**TASK OBJECTIVE**
Extract every line below that contains the word "name".
=======
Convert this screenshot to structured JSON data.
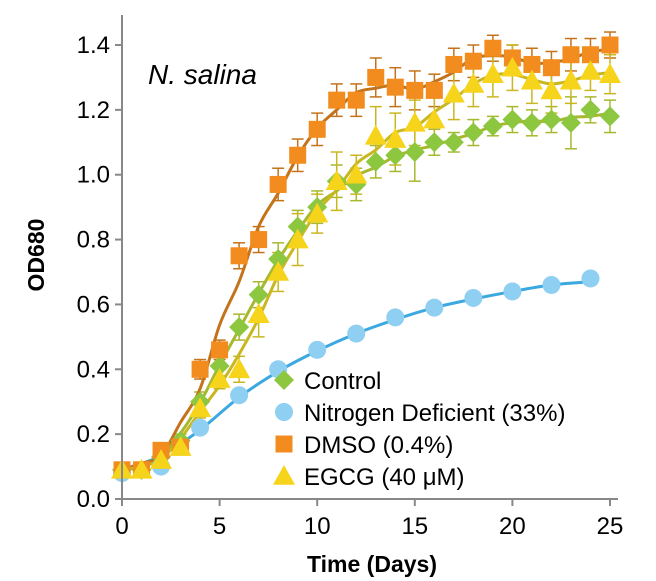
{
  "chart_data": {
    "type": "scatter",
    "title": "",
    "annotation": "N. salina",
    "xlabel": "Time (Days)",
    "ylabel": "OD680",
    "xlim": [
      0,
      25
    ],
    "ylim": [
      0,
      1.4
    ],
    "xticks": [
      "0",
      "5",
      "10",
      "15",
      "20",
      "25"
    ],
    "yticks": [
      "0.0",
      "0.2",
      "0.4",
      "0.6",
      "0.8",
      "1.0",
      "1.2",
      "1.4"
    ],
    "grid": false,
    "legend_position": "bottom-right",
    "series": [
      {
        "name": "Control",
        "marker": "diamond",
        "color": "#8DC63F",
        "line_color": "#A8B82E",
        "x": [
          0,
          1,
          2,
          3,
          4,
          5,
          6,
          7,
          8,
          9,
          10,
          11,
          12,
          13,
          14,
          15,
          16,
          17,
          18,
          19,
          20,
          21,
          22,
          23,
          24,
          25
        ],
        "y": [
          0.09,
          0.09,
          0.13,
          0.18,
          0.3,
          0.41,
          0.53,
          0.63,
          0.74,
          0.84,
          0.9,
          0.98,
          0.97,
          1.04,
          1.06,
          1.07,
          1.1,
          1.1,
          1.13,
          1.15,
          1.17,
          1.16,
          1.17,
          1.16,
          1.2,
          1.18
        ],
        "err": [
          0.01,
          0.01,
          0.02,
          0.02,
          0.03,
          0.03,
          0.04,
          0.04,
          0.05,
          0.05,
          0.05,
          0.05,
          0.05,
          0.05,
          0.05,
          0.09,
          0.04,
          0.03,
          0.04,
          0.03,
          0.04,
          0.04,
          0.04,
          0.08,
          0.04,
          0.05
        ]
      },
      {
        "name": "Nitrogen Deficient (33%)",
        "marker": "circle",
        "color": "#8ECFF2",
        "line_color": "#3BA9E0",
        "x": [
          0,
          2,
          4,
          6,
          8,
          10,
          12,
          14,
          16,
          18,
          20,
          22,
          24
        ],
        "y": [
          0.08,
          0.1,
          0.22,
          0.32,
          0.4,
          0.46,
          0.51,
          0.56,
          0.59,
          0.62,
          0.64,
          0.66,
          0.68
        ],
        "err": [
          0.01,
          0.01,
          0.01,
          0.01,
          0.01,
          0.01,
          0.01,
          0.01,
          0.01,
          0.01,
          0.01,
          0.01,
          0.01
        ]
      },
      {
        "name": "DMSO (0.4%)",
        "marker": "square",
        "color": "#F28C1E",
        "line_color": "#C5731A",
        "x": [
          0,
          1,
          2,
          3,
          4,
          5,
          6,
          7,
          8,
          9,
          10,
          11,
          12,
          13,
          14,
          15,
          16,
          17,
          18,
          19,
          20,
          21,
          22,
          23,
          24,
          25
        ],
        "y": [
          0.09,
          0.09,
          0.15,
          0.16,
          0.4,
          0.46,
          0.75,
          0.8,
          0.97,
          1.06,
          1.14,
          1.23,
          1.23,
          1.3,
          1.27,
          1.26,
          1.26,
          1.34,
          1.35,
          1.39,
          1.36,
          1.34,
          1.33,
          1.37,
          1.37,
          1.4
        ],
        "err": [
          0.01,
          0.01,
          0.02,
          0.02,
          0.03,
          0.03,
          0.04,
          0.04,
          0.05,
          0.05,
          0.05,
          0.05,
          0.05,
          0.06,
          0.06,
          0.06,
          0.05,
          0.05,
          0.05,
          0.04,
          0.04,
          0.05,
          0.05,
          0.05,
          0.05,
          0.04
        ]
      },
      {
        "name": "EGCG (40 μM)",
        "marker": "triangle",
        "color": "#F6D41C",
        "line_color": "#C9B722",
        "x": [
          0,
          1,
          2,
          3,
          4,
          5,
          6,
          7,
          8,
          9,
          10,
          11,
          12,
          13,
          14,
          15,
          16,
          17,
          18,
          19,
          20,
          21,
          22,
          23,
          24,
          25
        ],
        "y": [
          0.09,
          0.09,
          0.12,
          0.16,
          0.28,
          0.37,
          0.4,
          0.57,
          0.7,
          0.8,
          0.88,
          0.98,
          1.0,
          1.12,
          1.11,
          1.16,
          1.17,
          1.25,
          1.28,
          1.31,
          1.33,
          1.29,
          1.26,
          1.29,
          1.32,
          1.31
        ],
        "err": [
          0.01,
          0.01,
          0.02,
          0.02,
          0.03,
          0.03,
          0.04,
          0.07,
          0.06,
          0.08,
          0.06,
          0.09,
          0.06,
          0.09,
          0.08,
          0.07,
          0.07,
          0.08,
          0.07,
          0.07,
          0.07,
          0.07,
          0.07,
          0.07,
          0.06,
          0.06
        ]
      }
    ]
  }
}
=======
**SOLUTION FOR THIS EXERCISE**
        "name": "Control",
        "name": "Nitrogen Deficient (33%)",
        "name": "DMSO (0.4%)",
        "name": "EGCG (40 μM)",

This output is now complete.